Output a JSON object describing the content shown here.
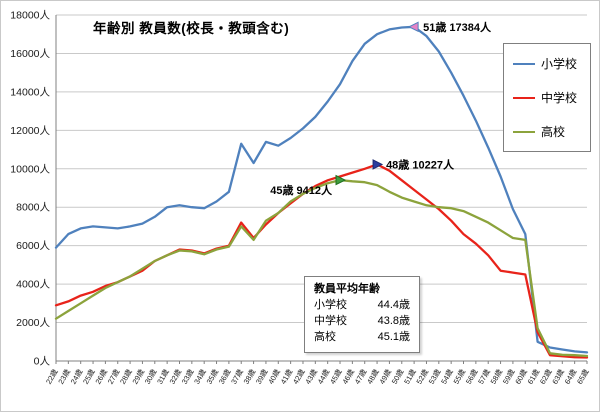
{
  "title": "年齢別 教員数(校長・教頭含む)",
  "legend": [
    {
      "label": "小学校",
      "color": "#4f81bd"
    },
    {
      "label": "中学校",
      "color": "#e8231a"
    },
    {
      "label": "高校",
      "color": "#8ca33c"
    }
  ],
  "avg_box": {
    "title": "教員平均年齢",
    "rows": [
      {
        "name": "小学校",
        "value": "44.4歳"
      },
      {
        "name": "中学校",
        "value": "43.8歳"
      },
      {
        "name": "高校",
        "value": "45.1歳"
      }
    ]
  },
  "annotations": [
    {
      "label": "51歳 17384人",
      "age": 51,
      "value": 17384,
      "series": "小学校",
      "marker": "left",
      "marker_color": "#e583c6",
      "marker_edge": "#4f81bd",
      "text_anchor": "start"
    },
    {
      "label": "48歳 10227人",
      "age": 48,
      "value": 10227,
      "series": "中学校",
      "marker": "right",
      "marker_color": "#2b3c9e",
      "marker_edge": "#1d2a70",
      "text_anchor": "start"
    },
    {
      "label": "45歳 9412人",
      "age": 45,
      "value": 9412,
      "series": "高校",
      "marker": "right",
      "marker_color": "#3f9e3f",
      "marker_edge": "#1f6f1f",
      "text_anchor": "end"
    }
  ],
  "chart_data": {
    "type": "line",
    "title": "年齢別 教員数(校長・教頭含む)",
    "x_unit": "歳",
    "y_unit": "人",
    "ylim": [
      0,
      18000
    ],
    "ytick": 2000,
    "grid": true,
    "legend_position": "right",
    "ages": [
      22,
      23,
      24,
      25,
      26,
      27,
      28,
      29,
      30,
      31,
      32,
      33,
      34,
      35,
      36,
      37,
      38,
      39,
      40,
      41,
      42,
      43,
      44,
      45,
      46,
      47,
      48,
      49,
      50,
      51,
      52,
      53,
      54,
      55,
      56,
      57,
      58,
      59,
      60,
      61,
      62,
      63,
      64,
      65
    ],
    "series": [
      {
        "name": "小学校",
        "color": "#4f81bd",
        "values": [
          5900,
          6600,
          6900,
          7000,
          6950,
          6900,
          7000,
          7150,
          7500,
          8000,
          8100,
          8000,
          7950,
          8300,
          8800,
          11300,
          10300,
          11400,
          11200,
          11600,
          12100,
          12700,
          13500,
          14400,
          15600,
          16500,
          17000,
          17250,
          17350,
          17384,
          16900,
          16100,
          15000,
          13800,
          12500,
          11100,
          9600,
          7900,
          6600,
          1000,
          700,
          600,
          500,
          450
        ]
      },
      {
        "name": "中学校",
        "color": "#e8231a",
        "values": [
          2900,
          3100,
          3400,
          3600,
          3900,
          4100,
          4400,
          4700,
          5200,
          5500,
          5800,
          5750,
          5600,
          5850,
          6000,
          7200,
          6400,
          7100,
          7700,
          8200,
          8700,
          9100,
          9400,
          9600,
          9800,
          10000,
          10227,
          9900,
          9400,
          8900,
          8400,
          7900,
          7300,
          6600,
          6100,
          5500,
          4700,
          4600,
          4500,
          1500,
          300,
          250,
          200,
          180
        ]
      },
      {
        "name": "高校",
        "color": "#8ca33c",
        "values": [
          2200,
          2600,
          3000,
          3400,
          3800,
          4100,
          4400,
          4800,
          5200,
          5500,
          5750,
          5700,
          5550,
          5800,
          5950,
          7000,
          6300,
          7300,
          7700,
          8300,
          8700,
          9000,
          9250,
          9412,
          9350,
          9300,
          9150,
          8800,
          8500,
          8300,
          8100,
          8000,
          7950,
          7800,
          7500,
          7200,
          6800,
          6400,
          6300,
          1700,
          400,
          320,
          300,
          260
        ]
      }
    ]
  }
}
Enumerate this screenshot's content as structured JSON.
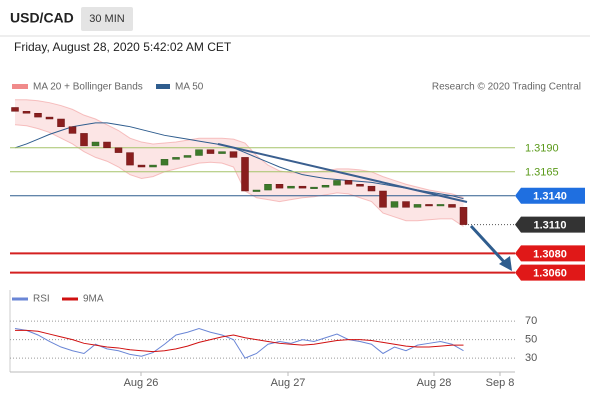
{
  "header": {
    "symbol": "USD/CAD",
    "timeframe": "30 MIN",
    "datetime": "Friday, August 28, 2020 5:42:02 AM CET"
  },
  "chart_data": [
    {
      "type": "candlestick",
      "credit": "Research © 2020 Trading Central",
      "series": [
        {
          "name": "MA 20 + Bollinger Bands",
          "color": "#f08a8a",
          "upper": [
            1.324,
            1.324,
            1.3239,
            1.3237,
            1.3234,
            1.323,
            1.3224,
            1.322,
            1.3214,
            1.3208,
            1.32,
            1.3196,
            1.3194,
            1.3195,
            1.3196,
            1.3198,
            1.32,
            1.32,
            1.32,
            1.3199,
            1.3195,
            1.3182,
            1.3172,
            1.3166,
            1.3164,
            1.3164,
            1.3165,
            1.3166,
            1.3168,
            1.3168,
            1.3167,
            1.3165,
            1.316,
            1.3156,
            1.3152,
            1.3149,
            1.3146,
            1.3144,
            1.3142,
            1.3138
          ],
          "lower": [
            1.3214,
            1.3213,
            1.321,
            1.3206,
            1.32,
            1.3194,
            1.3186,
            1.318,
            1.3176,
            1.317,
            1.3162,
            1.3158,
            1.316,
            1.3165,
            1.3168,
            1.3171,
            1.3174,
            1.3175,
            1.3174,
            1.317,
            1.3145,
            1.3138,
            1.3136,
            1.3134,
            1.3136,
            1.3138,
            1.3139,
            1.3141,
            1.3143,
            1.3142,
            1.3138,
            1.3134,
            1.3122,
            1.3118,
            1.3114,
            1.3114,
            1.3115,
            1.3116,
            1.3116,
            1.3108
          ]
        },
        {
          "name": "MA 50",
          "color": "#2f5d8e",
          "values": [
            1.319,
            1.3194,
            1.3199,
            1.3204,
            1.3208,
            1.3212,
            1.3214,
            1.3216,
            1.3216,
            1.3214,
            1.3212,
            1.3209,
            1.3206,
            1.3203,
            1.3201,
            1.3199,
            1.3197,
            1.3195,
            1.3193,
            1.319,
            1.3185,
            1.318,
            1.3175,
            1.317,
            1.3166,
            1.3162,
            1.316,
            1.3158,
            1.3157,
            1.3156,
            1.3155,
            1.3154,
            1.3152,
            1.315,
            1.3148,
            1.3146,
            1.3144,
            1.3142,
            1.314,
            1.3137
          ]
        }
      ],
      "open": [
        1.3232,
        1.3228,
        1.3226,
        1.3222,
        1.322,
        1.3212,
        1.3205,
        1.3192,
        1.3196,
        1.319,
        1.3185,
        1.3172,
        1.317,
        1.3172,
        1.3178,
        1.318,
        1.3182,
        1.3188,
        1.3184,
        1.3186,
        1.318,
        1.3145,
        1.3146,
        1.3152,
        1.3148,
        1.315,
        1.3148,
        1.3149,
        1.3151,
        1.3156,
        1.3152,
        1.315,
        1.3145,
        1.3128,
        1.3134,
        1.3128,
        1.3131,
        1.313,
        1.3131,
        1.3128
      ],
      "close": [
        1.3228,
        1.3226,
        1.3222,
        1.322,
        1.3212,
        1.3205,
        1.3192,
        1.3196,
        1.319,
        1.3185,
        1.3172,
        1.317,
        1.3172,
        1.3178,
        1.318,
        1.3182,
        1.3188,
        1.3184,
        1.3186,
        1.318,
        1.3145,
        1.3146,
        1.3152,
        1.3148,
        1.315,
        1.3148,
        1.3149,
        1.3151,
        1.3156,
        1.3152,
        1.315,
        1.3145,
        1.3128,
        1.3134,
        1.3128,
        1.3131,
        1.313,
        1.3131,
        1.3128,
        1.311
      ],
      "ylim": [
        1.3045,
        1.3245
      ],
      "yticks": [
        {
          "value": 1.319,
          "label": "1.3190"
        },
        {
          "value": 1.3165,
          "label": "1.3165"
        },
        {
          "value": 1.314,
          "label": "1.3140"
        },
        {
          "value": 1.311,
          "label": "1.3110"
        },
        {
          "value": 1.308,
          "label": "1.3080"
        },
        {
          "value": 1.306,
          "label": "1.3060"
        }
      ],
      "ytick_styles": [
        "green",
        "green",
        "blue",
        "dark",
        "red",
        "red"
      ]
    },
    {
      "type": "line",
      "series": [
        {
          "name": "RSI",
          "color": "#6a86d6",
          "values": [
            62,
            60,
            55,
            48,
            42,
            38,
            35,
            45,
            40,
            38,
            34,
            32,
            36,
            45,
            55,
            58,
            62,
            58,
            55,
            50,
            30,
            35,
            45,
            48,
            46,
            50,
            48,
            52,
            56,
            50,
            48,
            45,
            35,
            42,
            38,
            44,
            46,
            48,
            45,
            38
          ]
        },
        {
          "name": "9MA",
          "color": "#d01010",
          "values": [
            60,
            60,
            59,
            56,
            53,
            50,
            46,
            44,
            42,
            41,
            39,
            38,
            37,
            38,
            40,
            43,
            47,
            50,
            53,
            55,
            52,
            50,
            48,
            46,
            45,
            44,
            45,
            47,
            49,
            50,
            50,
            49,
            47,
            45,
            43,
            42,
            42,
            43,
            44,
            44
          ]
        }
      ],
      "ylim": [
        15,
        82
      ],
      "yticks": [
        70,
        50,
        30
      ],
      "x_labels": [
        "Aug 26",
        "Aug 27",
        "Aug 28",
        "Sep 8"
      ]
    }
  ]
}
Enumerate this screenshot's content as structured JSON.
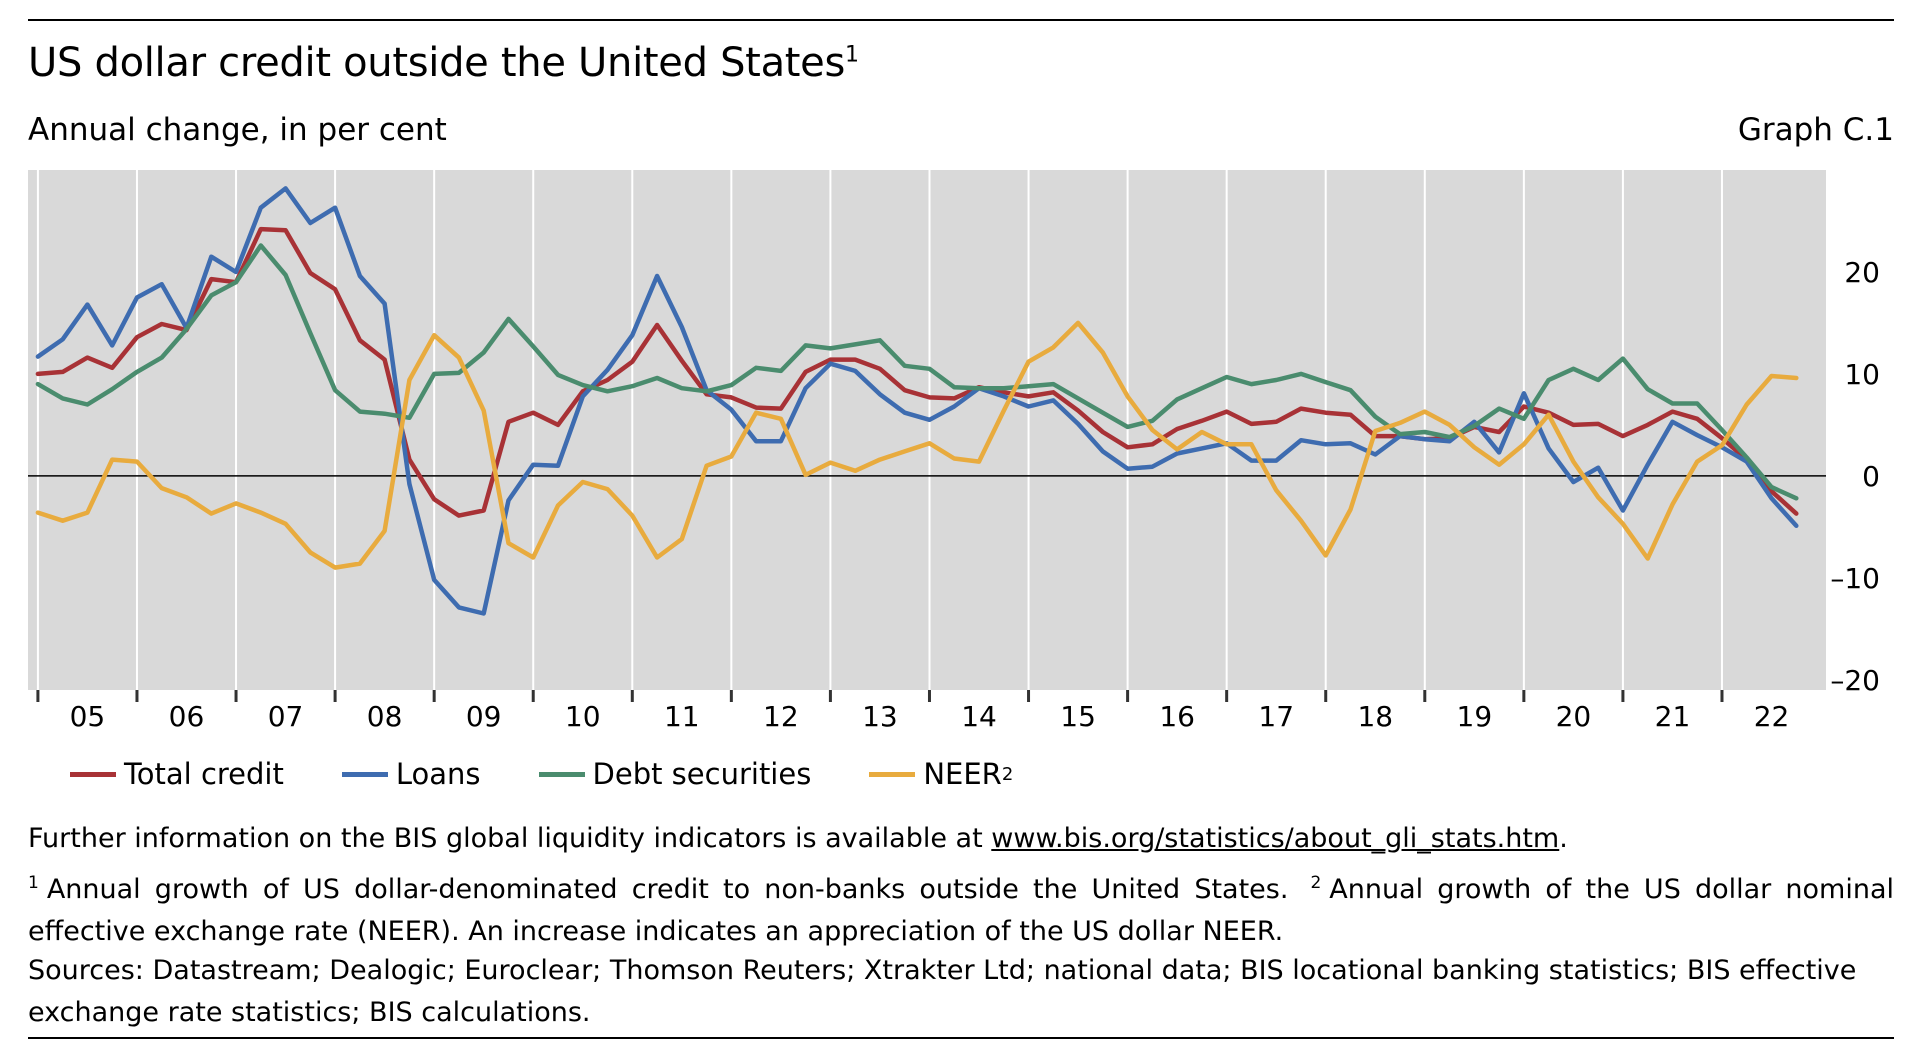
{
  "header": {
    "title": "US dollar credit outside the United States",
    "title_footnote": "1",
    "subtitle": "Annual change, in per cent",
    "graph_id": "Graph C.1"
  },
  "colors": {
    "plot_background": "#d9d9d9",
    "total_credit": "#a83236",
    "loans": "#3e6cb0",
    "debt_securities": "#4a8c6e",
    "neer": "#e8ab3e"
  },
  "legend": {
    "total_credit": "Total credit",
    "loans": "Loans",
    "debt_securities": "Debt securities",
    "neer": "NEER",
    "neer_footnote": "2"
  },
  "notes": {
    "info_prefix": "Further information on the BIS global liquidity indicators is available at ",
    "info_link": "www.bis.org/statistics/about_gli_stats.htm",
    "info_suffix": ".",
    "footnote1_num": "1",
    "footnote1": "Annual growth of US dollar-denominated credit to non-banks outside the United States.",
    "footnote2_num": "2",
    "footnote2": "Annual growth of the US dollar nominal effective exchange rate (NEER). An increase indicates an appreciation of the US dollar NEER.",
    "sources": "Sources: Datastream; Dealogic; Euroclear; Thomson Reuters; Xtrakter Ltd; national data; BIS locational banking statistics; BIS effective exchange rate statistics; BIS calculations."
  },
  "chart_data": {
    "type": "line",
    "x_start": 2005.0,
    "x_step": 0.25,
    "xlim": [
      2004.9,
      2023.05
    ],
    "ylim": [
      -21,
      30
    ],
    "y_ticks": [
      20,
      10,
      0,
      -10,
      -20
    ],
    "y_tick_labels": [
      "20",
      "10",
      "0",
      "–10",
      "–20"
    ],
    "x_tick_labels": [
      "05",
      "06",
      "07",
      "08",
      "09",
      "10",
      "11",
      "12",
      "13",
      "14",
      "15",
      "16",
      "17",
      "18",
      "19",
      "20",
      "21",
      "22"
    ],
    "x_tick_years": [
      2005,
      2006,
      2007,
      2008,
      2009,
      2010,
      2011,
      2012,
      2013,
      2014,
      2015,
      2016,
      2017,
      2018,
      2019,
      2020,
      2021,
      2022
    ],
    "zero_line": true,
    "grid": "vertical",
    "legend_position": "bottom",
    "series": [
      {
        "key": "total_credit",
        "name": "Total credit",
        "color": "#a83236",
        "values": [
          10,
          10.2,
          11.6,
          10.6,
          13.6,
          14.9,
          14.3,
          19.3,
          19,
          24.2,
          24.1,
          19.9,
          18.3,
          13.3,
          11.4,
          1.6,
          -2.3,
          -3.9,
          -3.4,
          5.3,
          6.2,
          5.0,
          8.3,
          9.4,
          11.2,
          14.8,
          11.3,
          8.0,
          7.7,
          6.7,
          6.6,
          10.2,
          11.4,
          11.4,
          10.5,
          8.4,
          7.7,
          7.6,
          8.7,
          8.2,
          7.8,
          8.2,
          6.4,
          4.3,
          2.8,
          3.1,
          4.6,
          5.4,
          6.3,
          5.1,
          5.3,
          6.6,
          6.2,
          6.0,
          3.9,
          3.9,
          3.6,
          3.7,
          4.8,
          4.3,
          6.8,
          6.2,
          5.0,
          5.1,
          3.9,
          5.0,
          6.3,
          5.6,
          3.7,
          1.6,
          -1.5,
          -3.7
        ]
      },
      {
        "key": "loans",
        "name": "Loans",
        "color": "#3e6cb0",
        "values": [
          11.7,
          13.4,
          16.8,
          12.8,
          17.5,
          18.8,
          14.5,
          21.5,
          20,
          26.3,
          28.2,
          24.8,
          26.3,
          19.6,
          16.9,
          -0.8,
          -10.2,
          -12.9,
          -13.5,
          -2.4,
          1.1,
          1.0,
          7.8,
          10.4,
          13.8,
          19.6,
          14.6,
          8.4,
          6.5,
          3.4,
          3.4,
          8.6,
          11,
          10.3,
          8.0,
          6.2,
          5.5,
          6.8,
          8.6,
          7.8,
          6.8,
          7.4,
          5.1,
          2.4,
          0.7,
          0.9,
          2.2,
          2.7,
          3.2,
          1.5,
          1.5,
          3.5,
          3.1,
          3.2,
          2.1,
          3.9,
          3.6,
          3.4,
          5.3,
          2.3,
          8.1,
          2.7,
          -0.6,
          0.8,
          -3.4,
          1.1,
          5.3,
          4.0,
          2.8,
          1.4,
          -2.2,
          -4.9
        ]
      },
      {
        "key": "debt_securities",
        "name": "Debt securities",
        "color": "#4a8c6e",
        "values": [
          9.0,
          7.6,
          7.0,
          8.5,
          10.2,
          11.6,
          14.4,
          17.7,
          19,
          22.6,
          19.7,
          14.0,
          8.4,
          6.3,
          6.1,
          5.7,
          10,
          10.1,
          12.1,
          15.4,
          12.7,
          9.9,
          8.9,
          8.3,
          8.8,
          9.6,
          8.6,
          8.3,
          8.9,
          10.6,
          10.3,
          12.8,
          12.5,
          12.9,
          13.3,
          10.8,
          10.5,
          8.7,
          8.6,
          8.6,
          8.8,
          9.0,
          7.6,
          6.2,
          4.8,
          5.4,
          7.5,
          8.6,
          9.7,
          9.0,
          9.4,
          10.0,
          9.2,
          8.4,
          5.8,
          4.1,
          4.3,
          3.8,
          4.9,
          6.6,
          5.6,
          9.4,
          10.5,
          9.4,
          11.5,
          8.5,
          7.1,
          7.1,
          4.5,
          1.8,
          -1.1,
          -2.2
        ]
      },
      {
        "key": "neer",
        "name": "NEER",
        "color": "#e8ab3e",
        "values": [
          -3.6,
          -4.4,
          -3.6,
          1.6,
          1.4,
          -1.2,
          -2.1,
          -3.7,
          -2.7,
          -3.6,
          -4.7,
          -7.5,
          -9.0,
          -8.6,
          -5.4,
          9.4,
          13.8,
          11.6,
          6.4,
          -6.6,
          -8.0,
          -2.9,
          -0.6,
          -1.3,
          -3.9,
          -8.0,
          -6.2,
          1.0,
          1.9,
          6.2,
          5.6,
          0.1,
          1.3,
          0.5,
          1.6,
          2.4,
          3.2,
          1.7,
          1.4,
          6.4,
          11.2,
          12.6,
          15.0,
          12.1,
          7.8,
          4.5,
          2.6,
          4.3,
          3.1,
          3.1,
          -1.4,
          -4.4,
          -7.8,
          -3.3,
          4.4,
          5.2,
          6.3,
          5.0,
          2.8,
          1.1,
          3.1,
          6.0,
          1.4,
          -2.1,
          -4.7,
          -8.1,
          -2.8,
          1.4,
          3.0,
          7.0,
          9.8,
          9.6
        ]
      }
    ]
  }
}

- **What you should do**:
Count up every line above that has the word "type" in it; answer with the number alone.

- **Solution**:
4